» **RECORDS**
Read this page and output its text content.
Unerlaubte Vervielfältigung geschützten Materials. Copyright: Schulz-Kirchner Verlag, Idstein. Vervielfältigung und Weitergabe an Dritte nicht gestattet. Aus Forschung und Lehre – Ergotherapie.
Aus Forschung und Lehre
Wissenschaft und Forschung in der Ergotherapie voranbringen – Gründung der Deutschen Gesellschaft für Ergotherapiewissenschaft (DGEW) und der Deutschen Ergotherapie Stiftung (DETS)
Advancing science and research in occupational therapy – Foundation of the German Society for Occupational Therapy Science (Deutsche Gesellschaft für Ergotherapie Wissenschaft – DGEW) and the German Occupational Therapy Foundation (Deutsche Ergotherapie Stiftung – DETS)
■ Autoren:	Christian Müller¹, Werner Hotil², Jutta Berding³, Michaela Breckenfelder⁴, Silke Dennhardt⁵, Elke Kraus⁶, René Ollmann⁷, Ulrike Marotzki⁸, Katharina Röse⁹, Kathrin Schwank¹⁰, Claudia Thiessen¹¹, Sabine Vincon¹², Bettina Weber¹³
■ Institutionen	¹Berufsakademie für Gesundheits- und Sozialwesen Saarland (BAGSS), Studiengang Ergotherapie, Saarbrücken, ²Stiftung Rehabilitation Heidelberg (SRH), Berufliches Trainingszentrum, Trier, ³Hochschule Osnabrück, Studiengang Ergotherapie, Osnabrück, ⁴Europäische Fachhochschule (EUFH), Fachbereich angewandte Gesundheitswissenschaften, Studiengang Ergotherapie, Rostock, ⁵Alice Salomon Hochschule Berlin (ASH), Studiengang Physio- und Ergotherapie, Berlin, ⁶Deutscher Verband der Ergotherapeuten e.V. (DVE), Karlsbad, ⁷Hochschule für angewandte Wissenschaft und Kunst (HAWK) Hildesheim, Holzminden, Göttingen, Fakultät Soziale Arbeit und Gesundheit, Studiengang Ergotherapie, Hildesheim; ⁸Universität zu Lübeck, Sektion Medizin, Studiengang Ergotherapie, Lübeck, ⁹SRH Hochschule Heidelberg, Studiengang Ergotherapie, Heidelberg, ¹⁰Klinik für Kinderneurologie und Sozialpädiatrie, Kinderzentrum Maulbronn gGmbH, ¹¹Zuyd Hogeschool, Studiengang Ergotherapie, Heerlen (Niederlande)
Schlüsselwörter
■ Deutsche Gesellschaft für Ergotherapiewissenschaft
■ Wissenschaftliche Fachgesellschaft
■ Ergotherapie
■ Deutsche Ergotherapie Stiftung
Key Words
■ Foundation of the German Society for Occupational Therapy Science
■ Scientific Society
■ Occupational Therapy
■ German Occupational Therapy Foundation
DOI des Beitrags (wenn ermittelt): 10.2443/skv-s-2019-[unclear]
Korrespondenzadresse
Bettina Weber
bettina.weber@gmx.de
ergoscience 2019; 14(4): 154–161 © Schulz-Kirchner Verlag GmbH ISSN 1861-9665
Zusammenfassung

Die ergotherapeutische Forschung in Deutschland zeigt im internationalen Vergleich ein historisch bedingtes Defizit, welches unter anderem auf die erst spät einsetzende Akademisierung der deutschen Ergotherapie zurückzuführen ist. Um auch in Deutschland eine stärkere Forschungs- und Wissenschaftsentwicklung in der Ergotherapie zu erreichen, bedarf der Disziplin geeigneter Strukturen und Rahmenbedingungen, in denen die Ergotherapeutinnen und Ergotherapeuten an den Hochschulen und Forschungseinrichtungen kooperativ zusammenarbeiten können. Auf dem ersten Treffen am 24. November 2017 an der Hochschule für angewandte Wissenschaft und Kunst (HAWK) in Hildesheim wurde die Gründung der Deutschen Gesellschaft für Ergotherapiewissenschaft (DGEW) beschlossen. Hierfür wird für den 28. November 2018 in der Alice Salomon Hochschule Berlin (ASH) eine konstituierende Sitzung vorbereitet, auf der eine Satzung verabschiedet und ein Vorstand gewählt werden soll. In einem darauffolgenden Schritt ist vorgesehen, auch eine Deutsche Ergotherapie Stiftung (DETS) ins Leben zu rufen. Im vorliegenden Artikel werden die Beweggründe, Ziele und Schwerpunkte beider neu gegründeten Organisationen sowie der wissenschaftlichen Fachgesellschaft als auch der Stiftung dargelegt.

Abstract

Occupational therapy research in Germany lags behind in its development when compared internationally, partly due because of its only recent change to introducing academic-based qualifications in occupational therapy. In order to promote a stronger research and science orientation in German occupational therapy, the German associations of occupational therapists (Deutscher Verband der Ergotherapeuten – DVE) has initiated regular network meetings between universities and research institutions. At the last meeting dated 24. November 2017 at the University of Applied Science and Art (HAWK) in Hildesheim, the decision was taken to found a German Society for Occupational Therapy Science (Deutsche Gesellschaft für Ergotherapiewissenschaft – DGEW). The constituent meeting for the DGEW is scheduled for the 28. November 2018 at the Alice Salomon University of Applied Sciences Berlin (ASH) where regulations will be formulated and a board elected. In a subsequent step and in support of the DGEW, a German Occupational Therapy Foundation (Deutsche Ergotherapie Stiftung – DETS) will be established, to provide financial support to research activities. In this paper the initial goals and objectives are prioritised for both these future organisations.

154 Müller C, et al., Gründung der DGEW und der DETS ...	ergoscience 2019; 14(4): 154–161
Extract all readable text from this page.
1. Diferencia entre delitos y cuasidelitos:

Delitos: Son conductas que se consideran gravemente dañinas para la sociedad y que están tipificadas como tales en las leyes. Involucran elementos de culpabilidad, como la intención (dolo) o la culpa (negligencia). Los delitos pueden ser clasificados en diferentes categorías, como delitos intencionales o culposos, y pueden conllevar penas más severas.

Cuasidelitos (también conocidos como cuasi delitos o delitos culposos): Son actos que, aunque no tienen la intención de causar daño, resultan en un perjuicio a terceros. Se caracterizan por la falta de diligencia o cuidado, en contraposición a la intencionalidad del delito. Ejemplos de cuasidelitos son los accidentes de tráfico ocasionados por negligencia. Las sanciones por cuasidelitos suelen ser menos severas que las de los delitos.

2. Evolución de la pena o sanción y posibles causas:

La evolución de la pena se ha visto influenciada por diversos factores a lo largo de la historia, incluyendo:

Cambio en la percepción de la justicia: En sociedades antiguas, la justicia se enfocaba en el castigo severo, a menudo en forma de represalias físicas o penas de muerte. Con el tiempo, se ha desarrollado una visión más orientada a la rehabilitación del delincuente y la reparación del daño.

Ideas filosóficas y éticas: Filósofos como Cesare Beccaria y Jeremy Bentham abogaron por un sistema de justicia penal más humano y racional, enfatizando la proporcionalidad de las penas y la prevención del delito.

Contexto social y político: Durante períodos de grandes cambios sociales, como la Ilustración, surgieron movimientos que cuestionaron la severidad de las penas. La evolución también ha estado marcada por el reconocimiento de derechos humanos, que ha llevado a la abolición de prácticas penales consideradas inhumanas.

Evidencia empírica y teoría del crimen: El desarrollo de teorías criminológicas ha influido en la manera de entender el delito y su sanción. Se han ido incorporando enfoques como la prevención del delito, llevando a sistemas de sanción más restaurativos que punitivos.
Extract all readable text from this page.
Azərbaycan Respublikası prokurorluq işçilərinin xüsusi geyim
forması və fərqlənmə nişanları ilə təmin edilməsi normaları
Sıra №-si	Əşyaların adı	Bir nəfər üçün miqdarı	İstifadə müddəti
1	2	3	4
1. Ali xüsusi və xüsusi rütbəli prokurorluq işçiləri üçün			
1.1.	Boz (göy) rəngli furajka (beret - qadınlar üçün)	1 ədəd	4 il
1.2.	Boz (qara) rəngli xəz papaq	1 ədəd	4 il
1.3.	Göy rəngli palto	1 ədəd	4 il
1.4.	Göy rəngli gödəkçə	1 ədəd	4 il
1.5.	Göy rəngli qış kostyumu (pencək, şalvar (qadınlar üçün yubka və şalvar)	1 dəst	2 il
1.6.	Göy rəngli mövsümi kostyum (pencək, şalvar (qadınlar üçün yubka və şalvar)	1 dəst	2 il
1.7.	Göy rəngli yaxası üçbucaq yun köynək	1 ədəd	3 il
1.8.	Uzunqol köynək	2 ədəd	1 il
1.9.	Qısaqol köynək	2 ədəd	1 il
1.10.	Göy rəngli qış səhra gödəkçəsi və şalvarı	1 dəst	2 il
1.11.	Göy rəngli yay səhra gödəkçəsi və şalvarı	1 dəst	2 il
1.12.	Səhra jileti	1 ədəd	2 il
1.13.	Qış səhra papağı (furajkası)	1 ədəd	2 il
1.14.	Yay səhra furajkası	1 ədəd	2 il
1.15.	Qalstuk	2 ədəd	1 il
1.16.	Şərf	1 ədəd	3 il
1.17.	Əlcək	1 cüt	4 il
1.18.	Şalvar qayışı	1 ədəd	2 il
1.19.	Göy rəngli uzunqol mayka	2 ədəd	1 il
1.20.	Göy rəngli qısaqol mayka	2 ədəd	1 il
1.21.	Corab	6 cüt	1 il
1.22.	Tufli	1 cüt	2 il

» **WHAT YOU ARE ASKED TO DO**
Whichever lines contain the string "Hochschule", select and copy them.

» **RESULT OF THIS TASK**
■ Institutionen	¹Berufsakademie für Gesundheits- und Sozialwesen Saarland (BAGSS), Studiengang Ergotherapie, Saarbrücken, ²Stiftung Rehabilitation Heidelberg (SRH), Berufliches Trainingszentrum, Trier, ³Hochschule Osnabrück, Studiengang Ergotherapie, Osnabrück, ⁴Europäische Fachhochschule (EUFH), Fachbereich angewandte Gesundheitswissenschaften, Studiengang Ergotherapie, Rostock, ⁵Alice Salomon Hochschule Berlin (ASH), Studiengang Physio- und Ergotherapie, Berlin, ⁶Deutscher Verband der Ergotherapeuten e.V. (DVE), Karlsbad, ⁷Hochschule für angewandte Wissenschaft und Kunst (HAWK) Hildesheim, Holzminden, Göttingen, Fakultät Soziale Arbeit und Gesundheit, Studiengang Ergotherapie, Hildesheim; ⁸Universität zu Lübeck, Sektion Medizin, Studiengang Ergotherapie, Lübeck, ⁹SRH Hochschule Heidelberg, Studiengang Ergotherapie, Heidelberg, ¹⁰Klinik für Kinderneurologie und Sozialpädiatrie, Kinderzentrum Maulbronn gGmbH, ¹¹Zuyd Hogeschool, Studiengang Ergotherapie, Heerlen (Niederlande)
Die ergotherapeutische Forschung in Deutschland zeigt im internationalen Vergleich ein historisch bedingtes Defizit, welches unter anderem auf die erst spät einsetzende Akademisierung der deutschen Ergotherapie zurückzuführen ist. Um auch in Deutschland eine stärkere Forschungs- und Wissenschaftsentwicklung in der Ergotherapie zu erreichen, bedarf der Disziplin geeigneter Strukturen und Rahmenbedingungen, in denen die Ergotherapeutinnen und Ergotherapeuten an den Hochschulen und Forschungseinrichtungen kooperativ zusammenarbeiten können. Auf dem ersten Treffen am 24. November 2017 an der Hochschule für angewandte Wissenschaft und Kunst (HAWK) in Hildesheim wurde die Gründung der Deutschen Gesellschaft für Ergotherapiewissenschaft (DGEW) beschlossen. Hierfür wird für den 28. November 2018 in der Alice Salomon Hochschule Berlin (ASH) eine konstituierende Sitzung vorbereitet, auf der eine Satzung verabschiedet und ein Vorstand gewählt werden soll. In einem darauffolgenden Schritt ist vorgesehen, auch eine Deutsche Ergotherapie Stiftung (DETS) ins Leben zu rufen. Im vorliegenden Artikel werden die Beweggründe, Ziele und Schwerpunkte beider neu gegründeten Organisationen sowie der wissenschaftlichen Fachgesellschaft als auch der Stiftung dargelegt.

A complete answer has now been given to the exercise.